▶ **MATERIAL TO PROCESS**

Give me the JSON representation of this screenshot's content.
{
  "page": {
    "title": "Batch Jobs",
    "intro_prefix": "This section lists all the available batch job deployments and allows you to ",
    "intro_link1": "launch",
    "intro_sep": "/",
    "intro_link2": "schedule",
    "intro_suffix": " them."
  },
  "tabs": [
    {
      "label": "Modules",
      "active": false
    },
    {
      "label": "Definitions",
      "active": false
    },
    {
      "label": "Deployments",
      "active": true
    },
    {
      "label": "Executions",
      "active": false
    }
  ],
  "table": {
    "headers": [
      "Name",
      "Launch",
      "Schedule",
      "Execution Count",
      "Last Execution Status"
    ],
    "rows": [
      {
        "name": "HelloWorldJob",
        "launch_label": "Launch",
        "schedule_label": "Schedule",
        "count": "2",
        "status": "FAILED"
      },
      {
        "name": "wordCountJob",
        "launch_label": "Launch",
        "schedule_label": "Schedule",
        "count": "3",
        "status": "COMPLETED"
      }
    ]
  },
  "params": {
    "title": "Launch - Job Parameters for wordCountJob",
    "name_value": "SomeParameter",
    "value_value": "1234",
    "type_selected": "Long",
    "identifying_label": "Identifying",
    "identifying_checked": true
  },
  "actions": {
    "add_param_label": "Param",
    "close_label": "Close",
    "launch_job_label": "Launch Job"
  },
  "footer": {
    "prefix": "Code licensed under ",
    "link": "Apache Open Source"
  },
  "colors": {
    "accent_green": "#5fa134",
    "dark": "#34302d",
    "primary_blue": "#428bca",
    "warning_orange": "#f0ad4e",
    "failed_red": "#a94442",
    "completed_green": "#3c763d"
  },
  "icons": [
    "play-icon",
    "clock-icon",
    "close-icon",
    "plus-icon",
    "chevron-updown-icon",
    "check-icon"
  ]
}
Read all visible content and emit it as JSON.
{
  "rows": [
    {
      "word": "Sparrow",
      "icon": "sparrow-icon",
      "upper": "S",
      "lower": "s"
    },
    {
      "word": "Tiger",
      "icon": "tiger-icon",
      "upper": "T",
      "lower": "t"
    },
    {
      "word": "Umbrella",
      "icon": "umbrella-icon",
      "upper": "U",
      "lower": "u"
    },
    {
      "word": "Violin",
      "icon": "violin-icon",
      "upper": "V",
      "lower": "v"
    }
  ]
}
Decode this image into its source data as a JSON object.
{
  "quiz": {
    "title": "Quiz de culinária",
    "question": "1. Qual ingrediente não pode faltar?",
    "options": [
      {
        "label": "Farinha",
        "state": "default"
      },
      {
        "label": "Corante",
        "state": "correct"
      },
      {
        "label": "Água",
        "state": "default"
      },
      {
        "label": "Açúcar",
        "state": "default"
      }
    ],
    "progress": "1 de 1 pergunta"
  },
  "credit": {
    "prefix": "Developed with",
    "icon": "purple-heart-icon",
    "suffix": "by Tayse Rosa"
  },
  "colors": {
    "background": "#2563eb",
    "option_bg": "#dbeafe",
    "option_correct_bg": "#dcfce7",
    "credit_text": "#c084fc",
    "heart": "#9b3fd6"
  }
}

▶ **EXERCISE REQUIREMENTS**
Identify the lines of the data that contain the word "title". Copy each of them.

▶ **RESPONSE BELOW**
    "title": "Batch Jobs",
    "title": "Launch - Job Parameters for wordCountJob",
    "title": "Quiz de culinária",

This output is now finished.